▶ **Problem requirements**
Determine how many lines include "footer". Give the number and nothing else.

▶ **Information supplied**
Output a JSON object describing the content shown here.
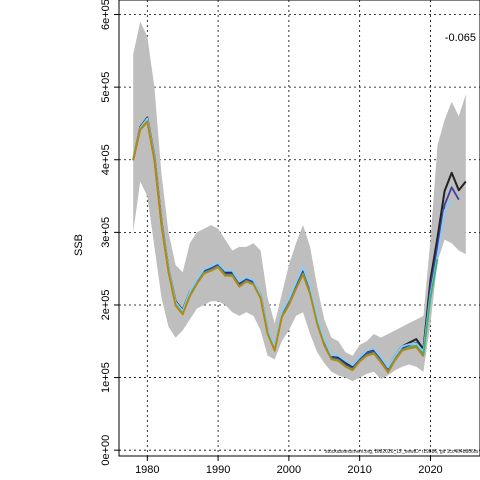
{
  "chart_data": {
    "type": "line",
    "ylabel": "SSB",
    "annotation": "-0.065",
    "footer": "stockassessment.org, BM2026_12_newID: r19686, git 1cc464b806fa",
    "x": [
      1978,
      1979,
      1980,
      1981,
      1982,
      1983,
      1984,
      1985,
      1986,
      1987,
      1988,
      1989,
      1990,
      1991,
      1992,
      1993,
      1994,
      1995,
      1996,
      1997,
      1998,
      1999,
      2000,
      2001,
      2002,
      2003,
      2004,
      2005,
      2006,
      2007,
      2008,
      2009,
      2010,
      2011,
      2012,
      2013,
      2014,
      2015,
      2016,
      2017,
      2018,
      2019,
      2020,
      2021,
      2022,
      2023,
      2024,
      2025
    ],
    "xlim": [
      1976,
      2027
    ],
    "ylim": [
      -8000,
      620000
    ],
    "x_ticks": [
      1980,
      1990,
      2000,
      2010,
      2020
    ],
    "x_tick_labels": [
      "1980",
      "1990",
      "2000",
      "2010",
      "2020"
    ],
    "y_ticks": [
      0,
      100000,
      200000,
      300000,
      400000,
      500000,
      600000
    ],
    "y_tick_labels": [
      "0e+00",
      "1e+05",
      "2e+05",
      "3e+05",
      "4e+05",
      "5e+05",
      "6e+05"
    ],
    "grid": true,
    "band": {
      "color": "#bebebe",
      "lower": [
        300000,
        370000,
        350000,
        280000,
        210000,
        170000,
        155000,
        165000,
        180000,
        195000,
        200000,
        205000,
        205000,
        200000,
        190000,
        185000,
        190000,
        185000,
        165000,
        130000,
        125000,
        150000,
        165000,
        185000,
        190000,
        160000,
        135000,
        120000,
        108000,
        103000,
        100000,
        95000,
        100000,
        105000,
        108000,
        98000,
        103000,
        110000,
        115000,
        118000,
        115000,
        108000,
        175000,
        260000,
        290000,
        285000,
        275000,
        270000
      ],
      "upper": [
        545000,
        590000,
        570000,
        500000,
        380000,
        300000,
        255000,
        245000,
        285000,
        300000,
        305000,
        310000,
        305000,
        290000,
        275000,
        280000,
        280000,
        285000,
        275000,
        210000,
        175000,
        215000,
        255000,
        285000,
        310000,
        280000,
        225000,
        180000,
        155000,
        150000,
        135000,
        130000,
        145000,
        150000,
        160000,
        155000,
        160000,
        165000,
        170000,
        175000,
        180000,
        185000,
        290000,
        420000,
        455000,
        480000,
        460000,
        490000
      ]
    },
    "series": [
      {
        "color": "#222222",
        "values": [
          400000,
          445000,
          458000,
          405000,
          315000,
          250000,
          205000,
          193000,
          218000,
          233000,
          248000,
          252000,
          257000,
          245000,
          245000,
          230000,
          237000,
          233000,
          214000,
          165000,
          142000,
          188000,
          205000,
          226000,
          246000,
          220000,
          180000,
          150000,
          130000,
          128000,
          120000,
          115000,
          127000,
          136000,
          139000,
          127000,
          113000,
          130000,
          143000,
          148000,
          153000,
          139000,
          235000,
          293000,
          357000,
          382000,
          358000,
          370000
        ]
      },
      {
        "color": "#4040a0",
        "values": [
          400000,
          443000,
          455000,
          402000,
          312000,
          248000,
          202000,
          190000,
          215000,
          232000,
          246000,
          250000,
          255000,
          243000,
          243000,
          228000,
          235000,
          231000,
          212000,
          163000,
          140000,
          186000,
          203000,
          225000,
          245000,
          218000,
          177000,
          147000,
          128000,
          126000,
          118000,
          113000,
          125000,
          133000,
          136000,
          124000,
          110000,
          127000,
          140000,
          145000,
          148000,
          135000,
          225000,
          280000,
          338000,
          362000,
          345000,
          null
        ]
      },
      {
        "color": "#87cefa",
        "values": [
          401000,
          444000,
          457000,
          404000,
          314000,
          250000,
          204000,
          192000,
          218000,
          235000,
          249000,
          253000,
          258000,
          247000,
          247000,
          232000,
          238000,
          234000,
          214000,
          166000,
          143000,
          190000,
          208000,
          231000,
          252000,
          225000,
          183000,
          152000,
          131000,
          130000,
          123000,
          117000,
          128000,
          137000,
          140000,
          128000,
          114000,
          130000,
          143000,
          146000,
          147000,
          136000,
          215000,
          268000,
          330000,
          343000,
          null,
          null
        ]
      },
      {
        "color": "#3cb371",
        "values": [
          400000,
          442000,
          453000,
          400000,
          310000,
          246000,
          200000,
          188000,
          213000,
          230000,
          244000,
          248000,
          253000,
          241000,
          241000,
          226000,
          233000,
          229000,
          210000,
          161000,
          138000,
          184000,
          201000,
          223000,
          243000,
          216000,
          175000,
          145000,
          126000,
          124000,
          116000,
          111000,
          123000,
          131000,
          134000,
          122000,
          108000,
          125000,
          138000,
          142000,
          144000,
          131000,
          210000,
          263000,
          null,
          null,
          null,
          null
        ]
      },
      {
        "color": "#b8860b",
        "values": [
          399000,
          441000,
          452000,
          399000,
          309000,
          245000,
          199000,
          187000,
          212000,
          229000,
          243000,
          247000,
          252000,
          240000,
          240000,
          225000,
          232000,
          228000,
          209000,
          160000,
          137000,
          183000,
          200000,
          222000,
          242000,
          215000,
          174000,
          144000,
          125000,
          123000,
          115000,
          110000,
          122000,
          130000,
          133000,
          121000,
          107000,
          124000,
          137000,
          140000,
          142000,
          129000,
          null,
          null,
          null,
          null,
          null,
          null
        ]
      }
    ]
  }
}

--

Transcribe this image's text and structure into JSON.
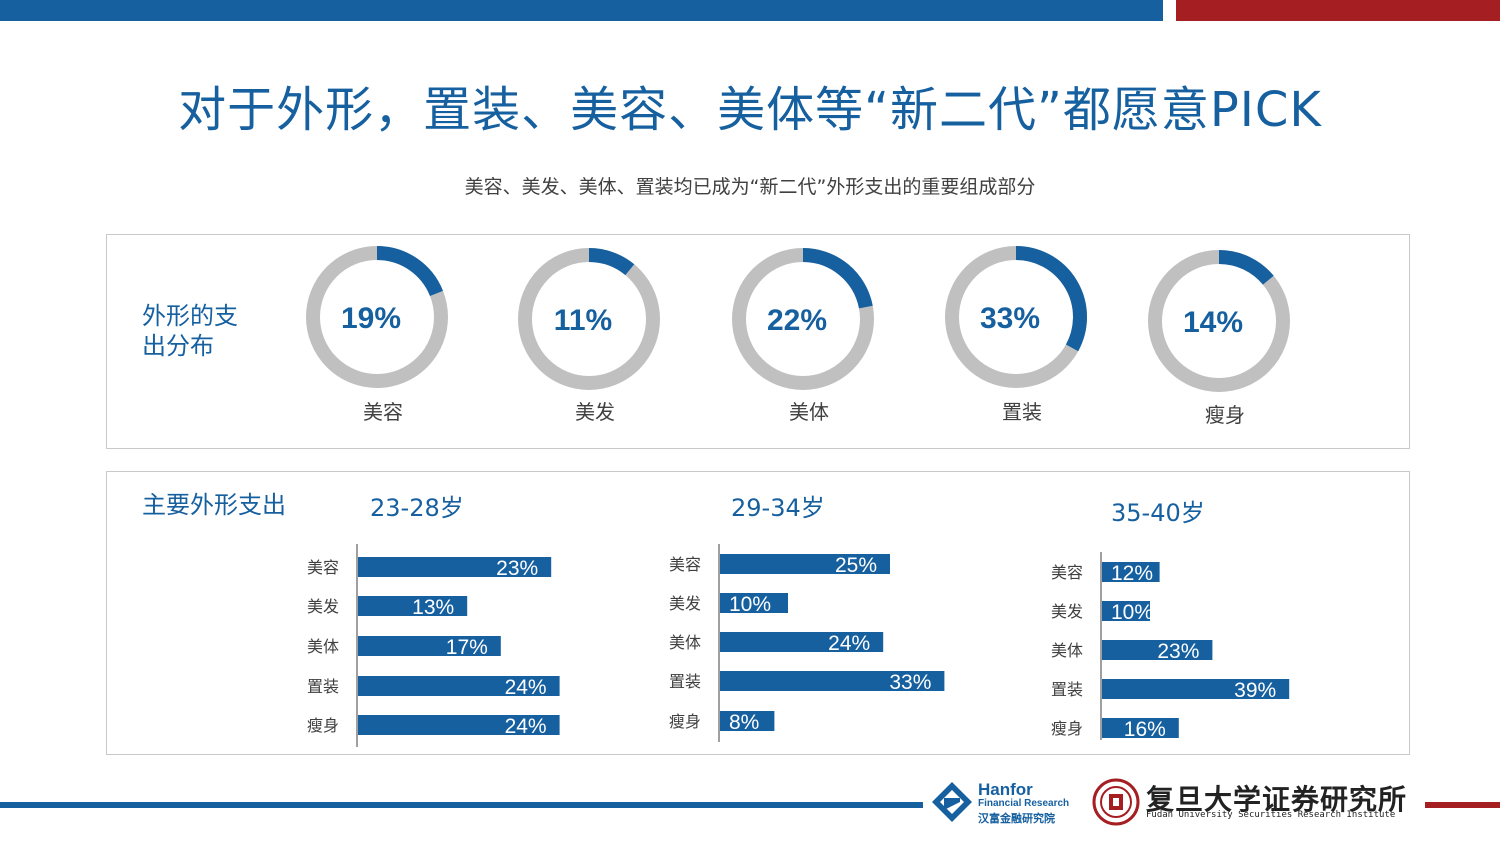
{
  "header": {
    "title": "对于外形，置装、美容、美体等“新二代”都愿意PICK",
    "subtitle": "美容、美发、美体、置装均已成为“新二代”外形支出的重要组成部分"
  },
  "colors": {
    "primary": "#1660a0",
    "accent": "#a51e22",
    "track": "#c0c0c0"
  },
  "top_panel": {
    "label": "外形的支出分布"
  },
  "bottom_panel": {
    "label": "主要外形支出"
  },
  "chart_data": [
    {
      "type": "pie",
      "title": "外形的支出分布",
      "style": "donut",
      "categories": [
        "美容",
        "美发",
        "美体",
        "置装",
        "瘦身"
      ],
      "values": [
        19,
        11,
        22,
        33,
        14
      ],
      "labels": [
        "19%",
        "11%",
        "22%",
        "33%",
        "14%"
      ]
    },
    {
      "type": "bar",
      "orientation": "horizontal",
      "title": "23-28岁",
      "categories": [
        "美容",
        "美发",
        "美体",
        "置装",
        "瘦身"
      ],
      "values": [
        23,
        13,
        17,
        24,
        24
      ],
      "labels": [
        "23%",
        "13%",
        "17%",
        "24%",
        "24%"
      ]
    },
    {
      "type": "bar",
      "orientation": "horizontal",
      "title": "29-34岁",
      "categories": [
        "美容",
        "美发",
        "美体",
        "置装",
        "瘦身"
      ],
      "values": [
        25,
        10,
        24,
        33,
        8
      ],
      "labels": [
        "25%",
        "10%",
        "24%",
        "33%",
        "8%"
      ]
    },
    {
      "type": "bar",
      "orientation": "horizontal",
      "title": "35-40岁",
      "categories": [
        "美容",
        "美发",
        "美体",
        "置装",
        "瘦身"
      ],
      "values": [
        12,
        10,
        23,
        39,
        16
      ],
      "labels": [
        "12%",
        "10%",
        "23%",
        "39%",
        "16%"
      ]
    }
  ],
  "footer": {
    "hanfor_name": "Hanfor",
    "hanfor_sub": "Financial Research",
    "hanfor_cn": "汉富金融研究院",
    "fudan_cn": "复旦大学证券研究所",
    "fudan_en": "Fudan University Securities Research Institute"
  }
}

...

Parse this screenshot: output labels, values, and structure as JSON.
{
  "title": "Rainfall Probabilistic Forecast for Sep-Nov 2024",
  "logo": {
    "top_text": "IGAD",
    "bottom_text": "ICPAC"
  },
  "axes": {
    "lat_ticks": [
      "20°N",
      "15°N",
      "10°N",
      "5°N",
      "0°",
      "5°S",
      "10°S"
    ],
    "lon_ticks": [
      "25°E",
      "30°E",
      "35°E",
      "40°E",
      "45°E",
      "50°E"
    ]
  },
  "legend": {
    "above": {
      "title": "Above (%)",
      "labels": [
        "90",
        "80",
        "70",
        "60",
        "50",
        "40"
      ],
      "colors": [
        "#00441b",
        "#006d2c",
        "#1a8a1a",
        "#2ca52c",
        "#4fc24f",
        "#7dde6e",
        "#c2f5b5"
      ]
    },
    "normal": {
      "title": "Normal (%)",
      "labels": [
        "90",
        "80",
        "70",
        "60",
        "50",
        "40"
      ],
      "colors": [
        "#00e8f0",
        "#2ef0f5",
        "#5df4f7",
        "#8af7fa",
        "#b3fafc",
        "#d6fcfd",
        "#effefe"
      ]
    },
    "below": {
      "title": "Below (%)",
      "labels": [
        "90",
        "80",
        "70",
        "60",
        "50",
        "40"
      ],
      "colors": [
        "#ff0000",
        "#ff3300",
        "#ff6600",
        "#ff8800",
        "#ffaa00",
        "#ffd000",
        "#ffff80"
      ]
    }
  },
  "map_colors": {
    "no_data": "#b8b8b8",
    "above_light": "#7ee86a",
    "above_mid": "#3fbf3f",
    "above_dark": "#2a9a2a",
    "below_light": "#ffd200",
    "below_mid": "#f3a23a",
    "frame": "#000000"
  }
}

▶ **Final answer**
2